Collected data
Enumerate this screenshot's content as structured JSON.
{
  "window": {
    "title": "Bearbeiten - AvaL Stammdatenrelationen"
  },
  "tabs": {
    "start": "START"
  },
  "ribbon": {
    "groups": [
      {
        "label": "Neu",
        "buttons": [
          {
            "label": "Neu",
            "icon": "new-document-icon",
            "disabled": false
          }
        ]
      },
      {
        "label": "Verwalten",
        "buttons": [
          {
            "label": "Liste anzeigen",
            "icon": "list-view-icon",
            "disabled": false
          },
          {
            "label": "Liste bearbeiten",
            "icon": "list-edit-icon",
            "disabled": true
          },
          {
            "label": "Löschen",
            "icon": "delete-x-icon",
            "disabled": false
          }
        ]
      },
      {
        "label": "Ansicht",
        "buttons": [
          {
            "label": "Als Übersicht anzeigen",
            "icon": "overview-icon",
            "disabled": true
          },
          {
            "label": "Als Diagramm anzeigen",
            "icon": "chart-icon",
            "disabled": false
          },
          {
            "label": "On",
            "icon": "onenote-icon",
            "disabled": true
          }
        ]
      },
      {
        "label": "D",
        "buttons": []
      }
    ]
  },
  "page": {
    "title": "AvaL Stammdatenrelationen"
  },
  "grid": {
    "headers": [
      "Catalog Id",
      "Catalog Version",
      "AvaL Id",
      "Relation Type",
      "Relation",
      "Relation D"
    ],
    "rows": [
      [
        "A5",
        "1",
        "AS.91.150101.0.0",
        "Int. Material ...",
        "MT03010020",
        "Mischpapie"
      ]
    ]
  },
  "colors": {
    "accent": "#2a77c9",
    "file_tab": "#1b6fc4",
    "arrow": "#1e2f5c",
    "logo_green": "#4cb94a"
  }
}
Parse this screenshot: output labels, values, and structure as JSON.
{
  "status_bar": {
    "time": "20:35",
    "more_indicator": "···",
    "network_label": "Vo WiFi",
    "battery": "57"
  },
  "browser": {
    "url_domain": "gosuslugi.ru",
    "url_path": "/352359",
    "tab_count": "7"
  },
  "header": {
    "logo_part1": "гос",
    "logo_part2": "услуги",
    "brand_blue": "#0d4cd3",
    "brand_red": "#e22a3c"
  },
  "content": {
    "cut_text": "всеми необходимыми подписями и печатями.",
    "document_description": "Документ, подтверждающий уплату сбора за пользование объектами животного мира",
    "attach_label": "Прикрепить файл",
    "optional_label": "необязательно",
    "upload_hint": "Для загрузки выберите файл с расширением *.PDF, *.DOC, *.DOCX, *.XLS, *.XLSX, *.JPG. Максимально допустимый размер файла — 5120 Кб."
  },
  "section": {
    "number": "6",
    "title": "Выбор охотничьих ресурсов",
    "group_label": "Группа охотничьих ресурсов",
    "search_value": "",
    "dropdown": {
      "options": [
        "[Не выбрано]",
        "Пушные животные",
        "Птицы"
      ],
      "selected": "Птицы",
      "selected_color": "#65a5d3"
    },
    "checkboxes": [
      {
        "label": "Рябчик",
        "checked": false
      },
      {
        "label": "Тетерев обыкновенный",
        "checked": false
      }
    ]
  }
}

§ What to produce
Filter the records, keeping only lines that contain "JSON", and show those lines.

§ Final result
Enumerate this screenshot's content as structured JSON.
Parse this screenshot: output labels, values, and structure as JSON.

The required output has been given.